▸ INSTRUCTIONS TO FOLLOW: Wherever a line in the records below contains "cells", copy that line.

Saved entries
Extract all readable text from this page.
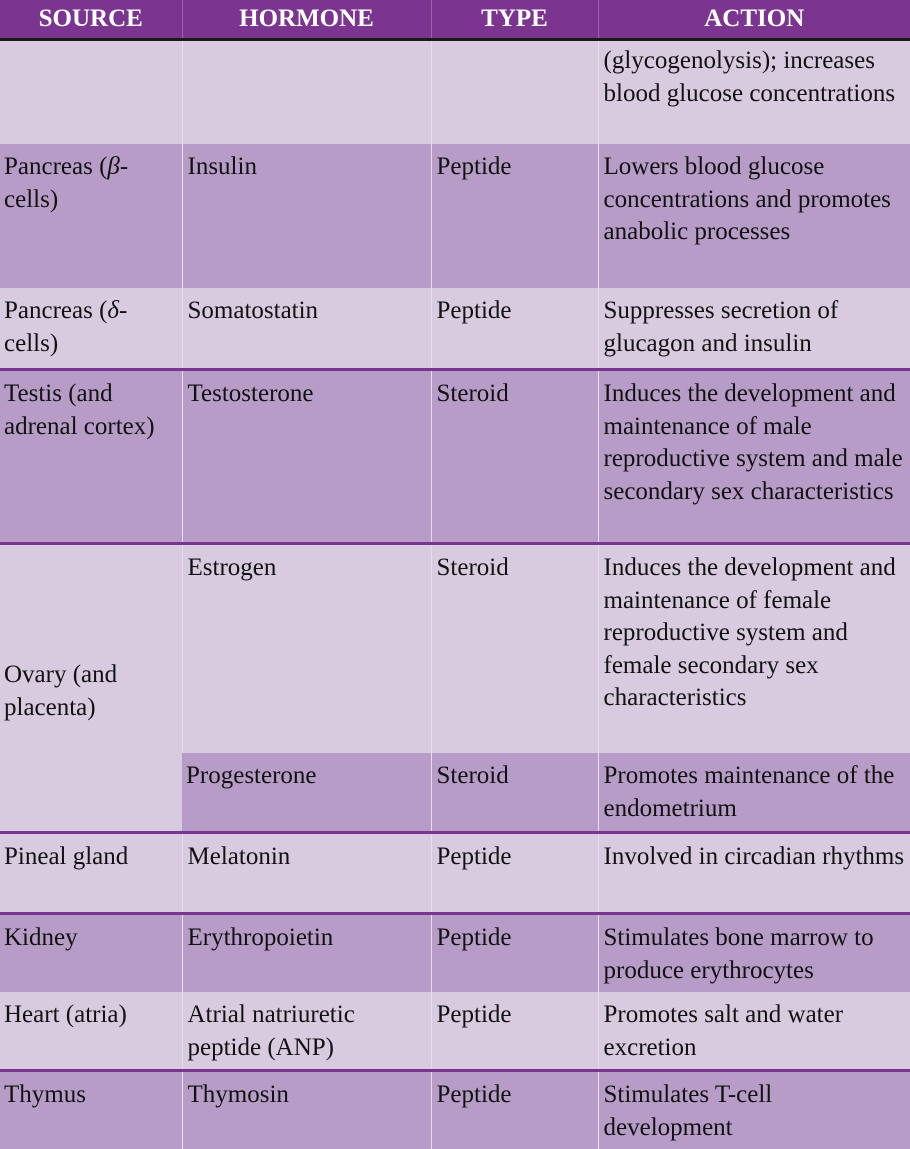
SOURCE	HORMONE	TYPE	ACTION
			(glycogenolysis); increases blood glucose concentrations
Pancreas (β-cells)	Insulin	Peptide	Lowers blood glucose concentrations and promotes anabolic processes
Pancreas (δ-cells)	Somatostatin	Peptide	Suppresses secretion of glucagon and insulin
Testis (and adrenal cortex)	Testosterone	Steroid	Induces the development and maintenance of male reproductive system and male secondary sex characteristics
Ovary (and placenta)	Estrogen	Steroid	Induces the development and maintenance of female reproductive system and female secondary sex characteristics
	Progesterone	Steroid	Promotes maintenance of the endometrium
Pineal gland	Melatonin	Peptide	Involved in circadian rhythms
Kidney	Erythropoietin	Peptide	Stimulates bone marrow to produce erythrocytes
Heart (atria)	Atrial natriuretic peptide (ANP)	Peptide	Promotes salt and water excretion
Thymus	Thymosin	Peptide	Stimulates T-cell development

* * *

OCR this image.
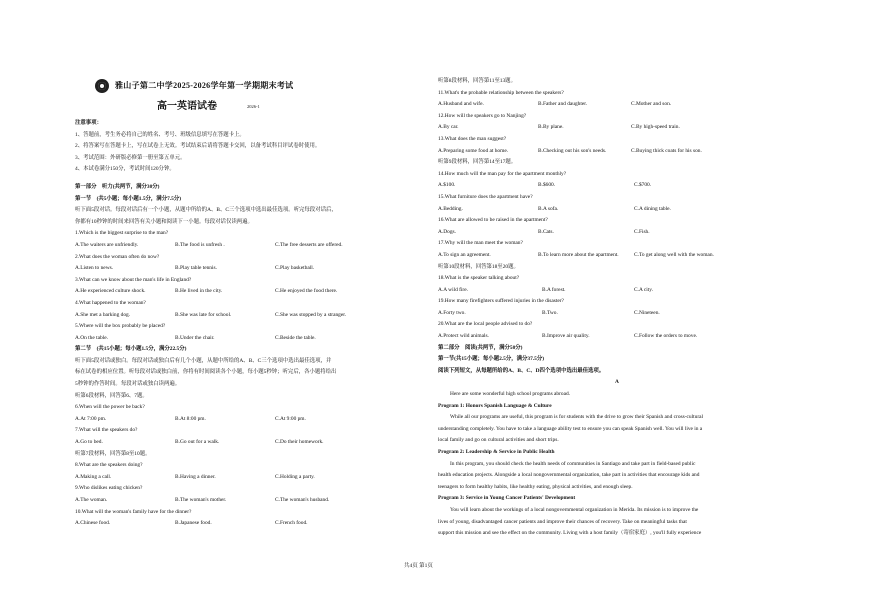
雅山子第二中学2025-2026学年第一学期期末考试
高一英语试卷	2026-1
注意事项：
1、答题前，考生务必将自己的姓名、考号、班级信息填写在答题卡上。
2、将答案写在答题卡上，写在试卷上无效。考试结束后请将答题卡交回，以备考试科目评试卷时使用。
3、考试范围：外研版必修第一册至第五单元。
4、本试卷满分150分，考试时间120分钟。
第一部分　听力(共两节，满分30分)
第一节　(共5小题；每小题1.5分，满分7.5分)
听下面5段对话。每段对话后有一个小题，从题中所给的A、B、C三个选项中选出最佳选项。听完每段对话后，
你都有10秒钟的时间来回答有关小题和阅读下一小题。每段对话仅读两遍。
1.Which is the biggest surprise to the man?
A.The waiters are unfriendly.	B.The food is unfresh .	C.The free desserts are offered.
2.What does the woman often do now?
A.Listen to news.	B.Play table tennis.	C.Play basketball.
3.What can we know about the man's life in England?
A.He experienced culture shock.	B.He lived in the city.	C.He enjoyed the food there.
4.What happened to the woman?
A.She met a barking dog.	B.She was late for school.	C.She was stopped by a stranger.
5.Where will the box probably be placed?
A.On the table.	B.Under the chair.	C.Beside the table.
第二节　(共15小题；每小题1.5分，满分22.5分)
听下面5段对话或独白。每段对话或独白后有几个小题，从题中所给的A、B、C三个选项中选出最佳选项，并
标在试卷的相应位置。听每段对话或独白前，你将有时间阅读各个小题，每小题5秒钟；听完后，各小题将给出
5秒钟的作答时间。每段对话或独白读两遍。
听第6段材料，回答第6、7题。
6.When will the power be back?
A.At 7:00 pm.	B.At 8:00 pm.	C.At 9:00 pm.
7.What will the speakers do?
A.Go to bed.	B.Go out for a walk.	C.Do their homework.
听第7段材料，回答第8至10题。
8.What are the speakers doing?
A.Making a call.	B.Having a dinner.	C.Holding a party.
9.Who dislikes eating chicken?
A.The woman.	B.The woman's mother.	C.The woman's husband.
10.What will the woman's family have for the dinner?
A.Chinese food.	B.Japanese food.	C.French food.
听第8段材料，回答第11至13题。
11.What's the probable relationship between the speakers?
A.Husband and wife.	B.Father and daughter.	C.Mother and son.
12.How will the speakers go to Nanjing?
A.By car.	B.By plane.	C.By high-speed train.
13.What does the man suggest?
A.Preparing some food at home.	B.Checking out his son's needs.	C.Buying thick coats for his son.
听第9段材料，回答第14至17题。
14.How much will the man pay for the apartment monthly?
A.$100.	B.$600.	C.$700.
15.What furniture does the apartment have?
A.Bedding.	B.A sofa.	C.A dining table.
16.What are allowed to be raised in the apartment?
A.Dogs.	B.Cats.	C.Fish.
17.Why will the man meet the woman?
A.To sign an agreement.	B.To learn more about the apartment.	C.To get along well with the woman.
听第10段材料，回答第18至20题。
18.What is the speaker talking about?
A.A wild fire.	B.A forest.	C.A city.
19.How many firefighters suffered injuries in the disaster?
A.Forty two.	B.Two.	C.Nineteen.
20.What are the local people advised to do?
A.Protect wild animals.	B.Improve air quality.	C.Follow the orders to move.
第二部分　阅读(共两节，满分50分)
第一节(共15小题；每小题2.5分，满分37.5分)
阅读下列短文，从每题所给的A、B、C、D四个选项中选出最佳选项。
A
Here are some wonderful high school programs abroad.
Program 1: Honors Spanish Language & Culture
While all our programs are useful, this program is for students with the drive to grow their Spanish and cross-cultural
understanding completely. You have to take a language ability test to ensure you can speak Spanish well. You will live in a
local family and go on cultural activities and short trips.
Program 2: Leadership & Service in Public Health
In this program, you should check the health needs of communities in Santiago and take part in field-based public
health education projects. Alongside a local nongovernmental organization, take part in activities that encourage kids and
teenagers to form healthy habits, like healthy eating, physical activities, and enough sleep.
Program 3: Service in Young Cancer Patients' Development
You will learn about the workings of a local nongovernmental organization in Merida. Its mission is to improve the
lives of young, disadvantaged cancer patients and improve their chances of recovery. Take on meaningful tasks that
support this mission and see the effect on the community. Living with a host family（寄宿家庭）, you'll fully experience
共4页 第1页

* * *

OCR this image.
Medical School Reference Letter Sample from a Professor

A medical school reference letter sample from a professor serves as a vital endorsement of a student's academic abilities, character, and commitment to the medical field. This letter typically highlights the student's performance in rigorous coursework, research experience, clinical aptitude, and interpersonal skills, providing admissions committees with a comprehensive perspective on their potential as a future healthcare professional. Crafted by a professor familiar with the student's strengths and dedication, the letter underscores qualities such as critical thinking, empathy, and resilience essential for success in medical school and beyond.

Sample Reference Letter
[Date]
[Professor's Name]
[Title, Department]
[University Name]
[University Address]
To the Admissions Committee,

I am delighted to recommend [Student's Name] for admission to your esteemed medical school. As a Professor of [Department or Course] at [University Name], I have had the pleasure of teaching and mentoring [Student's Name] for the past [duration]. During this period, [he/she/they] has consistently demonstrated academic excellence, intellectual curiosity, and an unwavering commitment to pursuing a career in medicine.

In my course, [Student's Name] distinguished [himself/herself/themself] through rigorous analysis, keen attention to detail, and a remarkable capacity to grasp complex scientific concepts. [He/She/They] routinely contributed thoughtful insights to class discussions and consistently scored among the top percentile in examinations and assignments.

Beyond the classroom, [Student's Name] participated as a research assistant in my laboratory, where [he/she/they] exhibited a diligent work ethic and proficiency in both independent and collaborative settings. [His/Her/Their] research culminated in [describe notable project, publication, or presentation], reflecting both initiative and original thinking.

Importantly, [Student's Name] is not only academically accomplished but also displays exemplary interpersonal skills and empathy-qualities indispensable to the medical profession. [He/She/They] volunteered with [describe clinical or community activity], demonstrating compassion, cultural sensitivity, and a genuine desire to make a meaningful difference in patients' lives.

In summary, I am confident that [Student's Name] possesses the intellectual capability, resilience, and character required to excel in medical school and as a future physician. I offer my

▸ RESPONSE BOX:
Pancreas (β-cells)	Insulin	Peptide	Lowers blood glucose concentrations and promotes anabolic processes
Pancreas (δ-cells)	Somatostatin	Peptide	Suppresses secretion of glucagon and insulin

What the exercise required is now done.